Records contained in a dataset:
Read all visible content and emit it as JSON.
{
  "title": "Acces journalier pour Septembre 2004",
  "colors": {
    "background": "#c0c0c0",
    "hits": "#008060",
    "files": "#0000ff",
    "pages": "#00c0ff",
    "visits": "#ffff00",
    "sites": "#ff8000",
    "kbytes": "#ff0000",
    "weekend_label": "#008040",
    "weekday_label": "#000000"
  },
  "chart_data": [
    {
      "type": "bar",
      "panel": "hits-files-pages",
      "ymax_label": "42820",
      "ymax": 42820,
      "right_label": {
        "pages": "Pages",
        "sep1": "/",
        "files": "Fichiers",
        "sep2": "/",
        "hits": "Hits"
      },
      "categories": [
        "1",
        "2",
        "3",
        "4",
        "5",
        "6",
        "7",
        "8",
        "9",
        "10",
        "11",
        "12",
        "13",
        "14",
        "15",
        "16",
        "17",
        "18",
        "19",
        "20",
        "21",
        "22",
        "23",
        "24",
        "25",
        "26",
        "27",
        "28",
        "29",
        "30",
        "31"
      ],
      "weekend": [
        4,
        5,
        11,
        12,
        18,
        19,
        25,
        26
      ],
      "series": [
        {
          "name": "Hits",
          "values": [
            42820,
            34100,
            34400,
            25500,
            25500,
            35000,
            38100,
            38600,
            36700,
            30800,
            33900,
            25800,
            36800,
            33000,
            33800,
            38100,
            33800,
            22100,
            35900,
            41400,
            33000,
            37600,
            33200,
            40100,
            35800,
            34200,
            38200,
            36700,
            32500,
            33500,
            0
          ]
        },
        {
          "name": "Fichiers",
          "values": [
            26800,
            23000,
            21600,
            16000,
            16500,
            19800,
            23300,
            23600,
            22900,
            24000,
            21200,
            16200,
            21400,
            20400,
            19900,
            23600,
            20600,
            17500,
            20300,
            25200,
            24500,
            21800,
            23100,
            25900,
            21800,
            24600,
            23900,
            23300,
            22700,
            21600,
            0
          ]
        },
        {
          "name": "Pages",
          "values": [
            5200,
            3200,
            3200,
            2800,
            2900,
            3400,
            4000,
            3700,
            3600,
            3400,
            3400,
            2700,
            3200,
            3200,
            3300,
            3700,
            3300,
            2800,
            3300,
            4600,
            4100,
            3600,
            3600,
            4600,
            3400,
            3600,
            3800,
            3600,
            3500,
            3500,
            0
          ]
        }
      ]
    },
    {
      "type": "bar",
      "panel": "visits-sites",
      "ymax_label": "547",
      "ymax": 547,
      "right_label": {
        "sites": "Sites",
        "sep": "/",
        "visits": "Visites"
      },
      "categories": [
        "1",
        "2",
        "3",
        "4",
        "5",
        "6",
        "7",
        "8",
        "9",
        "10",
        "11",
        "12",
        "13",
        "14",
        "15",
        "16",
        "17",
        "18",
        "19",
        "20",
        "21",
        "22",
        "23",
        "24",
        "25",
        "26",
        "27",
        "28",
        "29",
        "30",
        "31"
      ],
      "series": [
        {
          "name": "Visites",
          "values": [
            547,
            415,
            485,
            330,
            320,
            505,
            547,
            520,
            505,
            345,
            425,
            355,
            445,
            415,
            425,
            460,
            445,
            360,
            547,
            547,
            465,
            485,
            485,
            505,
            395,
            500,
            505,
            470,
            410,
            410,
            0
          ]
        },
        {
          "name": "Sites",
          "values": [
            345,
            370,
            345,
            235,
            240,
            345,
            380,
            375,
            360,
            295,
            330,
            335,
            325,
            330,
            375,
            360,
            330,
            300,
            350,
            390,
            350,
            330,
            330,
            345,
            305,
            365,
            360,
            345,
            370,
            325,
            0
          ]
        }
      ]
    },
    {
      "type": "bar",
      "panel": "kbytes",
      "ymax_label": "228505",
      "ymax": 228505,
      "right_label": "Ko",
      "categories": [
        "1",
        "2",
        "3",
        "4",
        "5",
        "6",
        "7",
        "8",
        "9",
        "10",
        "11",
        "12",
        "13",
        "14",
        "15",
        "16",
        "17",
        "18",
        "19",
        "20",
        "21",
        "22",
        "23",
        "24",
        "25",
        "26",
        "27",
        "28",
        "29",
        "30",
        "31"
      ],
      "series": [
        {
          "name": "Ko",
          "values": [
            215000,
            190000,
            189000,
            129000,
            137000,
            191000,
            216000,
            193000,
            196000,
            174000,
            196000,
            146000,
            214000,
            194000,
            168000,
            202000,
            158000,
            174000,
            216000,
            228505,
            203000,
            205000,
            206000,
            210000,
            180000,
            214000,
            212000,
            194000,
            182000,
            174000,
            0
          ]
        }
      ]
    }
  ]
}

** EXERCISE OBJECTIVE **
Copy all of the material word for word.

** SOLUTION TO THIS TASK **
Read all visible content and emit it as JSON.
{
  "title": "Acces journalier pour Septembre 2004",
  "colors": {
    "background": "#c0c0c0",
    "hits": "#008060",
    "files": "#0000ff",
    "pages": "#00c0ff",
    "visits": "#ffff00",
    "sites": "#ff8000",
    "kbytes": "#ff0000",
    "weekend_label": "#008040",
    "weekday_label": "#000000"
  },
  "chart_data": [
    {
      "type": "bar",
      "panel": "hits-files-pages",
      "ymax_label": "42820",
      "ymax": 42820,
      "right_label": {
        "pages": "Pages",
        "sep1": "/",
        "files": "Fichiers",
        "sep2": "/",
        "hits": "Hits"
      },
      "categories": [
        "1",
        "2",
        "3",
        "4",
        "5",
        "6",
        "7",
        "8",
        "9",
        "10",
        "11",
        "12",
        "13",
        "14",
        "15",
        "16",
        "17",
        "18",
        "19",
        "20",
        "21",
        "22",
        "23",
        "24",
        "25",
        "26",
        "27",
        "28",
        "29",
        "30",
        "31"
      ],
      "weekend": [
        4,
        5,
        11,
        12,
        18,
        19,
        25,
        26
      ],
      "series": [
        {
          "name": "Hits",
          "values": [
            42820,
            34100,
            34400,
            25500,
            25500,
            35000,
            38100,
            38600,
            36700,
            30800,
            33900,
            25800,
            36800,
            33000,
            33800,
            38100,
            33800,
            22100,
            35900,
            41400,
            33000,
            37600,
            33200,
            40100,
            35800,
            34200,
            38200,
            36700,
            32500,
            33500,
            0
          ]
        },
        {
          "name": "Fichiers",
          "values": [
            26800,
            23000,
            21600,
            16000,
            16500,
            19800,
            23300,
            23600,
            22900,
            24000,
            21200,
            16200,
            21400,
            20400,
            19900,
            23600,
            20600,
            17500,
            20300,
            25200,
            24500,
            21800,
            23100,
            25900,
            21800,
            24600,
            23900,
            23300,
            22700,
            21600,
            0
          ]
        },
        {
          "name": "Pages",
          "values": [
            5200,
            3200,
            3200,
            2800,
            2900,
            3400,
            4000,
            3700,
            3600,
            3400,
            3400,
            2700,
            3200,
            3200,
            3300,
            3700,
            3300,
            2800,
            3300,
            4600,
            4100,
            3600,
            3600,
            4600,
            3400,
            3600,
            3800,
            3600,
            3500,
            3500,
            0
          ]
        }
      ]
    },
    {
      "type": "bar",
      "panel": "visits-sites",
      "ymax_label": "547",
      "ymax": 547,
      "right_label": {
        "sites": "Sites",
        "sep": "/",
        "visits": "Visites"
      },
      "categories": [
        "1",
        "2",
        "3",
        "4",
        "5",
        "6",
        "7",
        "8",
        "9",
        "10",
        "11",
        "12",
        "13",
        "14",
        "15",
        "16",
        "17",
        "18",
        "19",
        "20",
        "21",
        "22",
        "23",
        "24",
        "25",
        "26",
        "27",
        "28",
        "29",
        "30",
        "31"
      ],
      "series": [
        {
          "name": "Visites",
          "values": [
            547,
            415,
            485,
            330,
            320,
            505,
            547,
            520,
            505,
            345,
            425,
            355,
            445,
            415,
            425,
            460,
            445,
            360,
            547,
            547,
            465,
            485,
            485,
            505,
            395,
            500,
            505,
            470,
            410,
            410,
            0
          ]
        },
        {
          "name": "Sites",
          "values": [
            345,
            370,
            345,
            235,
            240,
            345,
            380,
            375,
            360,
            295,
            330,
            335,
            325,
            330,
            375,
            360,
            330,
            300,
            350,
            390,
            350,
            330,
            330,
            345,
            305,
            365,
            360,
            345,
            370,
            325,
            0
          ]
        }
      ]
    },
    {
      "type": "bar",
      "panel": "kbytes",
      "ymax_label": "228505",
      "ymax": 228505,
      "right_label": "Ko",
      "categories": [
        "1",
        "2",
        "3",
        "4",
        "5",
        "6",
        "7",
        "8",
        "9",
        "10",
        "11",
        "12",
        "13",
        "14",
        "15",
        "16",
        "17",
        "18",
        "19",
        "20",
        "21",
        "22",
        "23",
        "24",
        "25",
        "26",
        "27",
        "28",
        "29",
        "30",
        "31"
      ],
      "series": [
        {
          "name": "Ko",
          "values": [
            215000,
            190000,
            189000,
            129000,
            137000,
            191000,
            216000,
            193000,
            196000,
            174000,
            196000,
            146000,
            214000,
            194000,
            168000,
            202000,
            158000,
            174000,
            216000,
            228505,
            203000,
            205000,
            206000,
            210000,
            180000,
            214000,
            212000,
            194000,
            182000,
            174000,
            0
          ]
        }
      ]
    }
  ]
}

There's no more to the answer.